* Problem statement:
Copy out every line of the records where the string "name" occurs.

Source records:
..........

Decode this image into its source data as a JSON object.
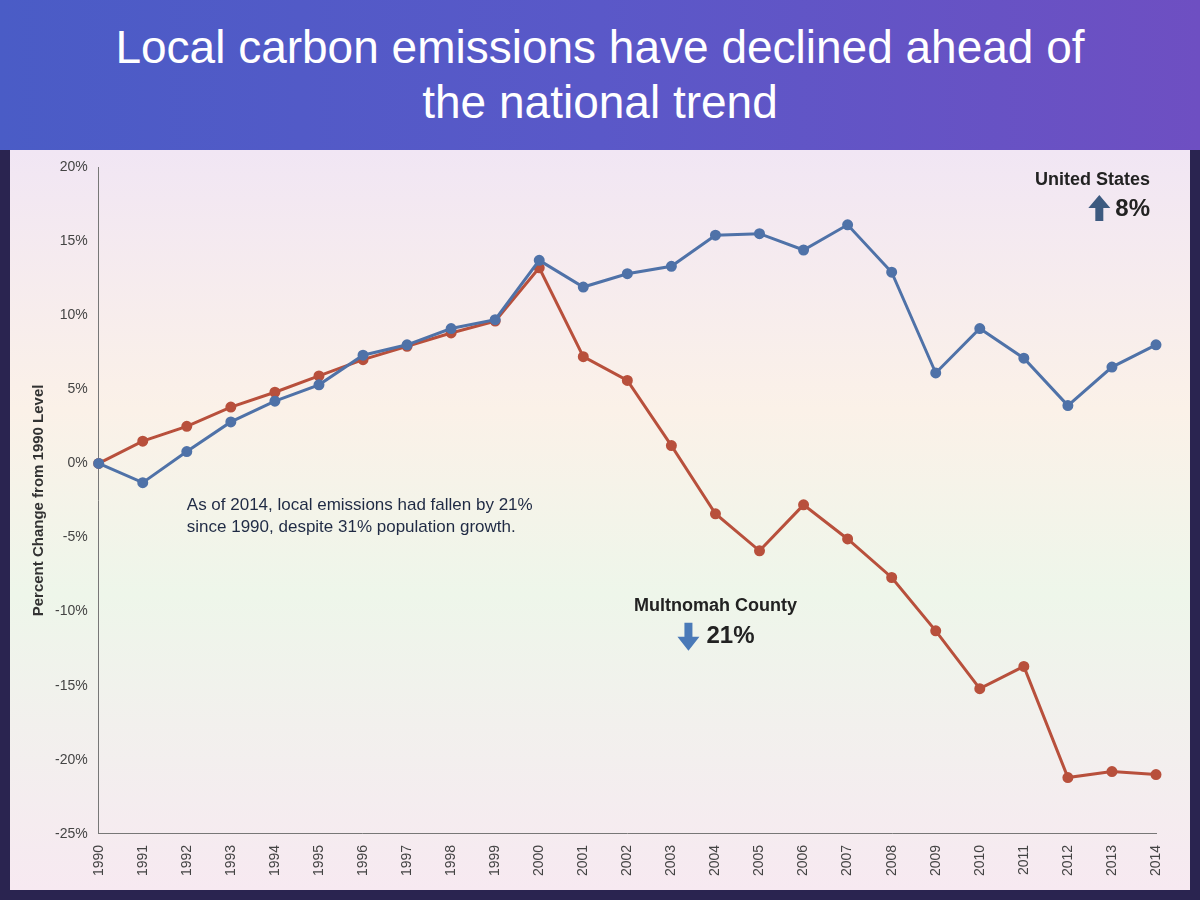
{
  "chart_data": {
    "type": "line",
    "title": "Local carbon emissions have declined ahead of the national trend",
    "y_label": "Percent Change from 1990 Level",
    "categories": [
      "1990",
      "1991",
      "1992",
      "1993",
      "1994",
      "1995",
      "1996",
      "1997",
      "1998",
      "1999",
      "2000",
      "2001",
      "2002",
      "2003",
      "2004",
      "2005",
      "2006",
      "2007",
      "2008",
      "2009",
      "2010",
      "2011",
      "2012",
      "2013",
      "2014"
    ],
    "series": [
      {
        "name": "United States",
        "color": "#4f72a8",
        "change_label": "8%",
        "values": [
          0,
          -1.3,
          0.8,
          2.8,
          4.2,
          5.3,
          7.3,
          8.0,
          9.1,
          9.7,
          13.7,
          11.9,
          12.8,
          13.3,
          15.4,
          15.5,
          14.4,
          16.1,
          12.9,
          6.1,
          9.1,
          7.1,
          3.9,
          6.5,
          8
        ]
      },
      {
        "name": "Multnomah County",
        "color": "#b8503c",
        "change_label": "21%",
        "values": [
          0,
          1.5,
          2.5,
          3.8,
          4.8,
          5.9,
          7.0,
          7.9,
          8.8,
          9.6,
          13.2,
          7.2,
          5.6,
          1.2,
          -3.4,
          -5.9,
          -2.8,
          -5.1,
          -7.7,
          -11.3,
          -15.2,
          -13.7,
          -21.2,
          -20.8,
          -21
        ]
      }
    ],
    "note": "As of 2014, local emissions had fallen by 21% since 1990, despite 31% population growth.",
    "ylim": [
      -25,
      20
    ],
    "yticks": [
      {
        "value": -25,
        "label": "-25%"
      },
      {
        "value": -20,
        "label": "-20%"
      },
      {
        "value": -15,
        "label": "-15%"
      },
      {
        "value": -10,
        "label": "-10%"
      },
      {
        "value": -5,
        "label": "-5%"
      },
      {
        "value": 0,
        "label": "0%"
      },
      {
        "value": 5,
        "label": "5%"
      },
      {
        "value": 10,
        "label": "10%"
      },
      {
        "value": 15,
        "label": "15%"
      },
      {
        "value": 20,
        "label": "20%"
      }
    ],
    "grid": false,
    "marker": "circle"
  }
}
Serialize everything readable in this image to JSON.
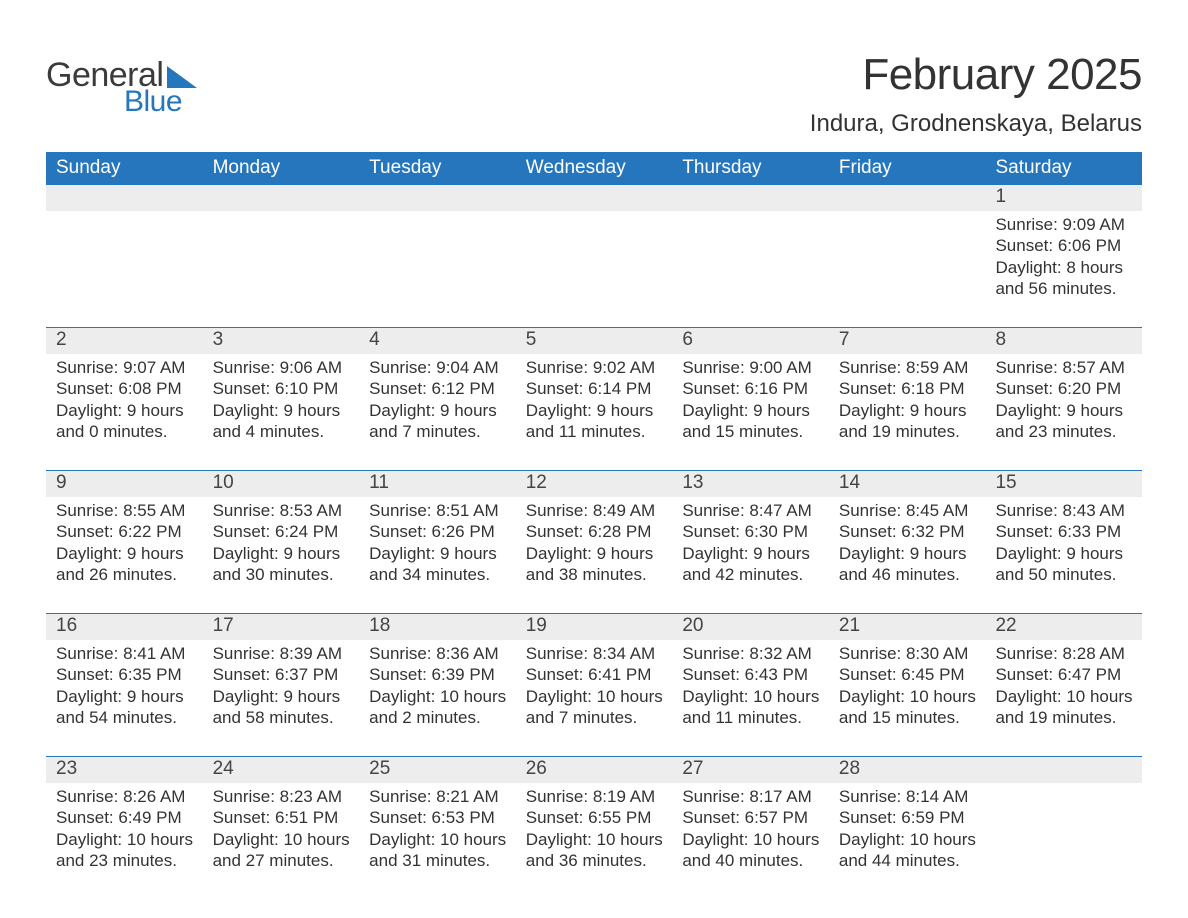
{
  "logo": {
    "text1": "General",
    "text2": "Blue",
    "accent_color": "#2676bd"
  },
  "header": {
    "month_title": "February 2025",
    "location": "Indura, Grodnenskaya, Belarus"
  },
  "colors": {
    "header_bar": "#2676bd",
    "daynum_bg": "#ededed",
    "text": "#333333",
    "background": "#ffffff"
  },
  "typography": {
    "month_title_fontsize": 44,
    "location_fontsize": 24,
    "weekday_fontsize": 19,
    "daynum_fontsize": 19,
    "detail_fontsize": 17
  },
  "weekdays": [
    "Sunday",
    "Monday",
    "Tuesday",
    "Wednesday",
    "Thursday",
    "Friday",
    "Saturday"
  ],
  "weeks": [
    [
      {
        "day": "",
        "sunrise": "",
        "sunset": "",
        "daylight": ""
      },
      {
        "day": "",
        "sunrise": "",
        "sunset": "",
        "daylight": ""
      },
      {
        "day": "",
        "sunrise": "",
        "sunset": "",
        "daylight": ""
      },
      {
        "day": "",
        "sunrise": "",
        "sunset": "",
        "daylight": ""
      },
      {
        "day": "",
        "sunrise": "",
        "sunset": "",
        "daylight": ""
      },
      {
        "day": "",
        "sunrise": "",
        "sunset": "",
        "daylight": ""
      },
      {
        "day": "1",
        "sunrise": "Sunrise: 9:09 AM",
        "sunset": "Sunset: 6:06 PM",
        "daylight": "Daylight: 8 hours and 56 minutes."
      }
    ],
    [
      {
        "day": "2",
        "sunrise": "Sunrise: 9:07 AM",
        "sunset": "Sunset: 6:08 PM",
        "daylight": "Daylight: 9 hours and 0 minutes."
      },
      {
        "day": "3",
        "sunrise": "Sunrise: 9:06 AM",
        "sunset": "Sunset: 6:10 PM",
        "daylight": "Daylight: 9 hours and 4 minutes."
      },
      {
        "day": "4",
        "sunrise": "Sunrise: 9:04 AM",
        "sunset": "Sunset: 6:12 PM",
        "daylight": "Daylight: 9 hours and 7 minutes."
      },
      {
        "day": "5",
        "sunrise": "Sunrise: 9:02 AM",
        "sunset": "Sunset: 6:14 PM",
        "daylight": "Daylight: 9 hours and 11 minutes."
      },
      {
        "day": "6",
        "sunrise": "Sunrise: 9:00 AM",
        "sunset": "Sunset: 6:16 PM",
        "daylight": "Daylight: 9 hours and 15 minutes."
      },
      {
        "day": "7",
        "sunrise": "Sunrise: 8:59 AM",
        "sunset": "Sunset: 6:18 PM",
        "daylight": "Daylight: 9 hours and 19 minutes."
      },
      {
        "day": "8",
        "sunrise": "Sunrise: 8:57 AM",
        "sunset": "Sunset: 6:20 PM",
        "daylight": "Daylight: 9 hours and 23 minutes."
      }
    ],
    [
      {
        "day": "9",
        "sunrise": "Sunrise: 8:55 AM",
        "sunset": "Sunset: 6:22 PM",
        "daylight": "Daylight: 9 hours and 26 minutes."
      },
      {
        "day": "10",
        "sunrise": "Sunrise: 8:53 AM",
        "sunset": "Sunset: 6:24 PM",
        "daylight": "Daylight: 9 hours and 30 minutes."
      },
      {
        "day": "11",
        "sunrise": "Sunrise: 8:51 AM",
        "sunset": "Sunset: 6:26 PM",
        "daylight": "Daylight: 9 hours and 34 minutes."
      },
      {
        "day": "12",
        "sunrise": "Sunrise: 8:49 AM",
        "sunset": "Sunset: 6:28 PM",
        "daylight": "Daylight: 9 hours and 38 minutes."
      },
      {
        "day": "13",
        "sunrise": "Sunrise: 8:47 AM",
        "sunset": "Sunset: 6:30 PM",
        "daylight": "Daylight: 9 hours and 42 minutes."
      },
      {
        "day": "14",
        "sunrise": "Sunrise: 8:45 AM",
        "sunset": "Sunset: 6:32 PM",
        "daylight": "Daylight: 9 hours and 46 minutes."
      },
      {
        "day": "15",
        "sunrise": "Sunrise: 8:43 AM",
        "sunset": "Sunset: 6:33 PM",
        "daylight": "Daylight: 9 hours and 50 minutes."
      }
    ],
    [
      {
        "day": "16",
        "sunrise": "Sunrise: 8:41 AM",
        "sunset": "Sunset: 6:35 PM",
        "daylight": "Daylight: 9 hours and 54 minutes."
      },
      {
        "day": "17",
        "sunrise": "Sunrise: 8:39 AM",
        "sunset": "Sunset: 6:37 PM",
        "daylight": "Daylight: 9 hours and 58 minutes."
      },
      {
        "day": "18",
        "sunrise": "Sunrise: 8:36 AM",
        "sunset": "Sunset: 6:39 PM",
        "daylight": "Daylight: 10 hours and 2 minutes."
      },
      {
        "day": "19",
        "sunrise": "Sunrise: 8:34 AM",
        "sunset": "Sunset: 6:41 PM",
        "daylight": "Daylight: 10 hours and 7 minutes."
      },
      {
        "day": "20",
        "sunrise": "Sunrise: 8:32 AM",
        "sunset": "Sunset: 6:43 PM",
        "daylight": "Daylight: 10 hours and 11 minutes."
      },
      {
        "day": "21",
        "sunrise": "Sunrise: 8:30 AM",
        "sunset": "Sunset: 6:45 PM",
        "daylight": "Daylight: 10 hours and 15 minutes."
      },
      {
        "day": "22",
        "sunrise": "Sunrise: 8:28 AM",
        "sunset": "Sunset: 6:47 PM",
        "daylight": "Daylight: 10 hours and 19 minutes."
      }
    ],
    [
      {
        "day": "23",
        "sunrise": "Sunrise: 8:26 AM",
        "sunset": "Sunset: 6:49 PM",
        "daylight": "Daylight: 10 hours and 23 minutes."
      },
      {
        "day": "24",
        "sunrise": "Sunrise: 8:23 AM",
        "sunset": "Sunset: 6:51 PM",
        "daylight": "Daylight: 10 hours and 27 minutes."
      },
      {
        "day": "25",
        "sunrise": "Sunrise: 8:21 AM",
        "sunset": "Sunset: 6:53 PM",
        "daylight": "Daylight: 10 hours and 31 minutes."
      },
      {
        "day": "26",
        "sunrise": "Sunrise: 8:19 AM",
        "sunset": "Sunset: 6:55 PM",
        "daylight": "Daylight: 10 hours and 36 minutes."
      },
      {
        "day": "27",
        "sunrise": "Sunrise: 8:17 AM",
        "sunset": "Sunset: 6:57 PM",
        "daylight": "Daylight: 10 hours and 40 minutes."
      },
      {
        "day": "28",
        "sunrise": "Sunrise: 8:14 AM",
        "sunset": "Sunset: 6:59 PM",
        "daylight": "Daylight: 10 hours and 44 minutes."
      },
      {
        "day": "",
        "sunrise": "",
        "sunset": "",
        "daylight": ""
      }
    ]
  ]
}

..........

* Exercise answer:
        "name": "United States",
        "name": "Multnomah County",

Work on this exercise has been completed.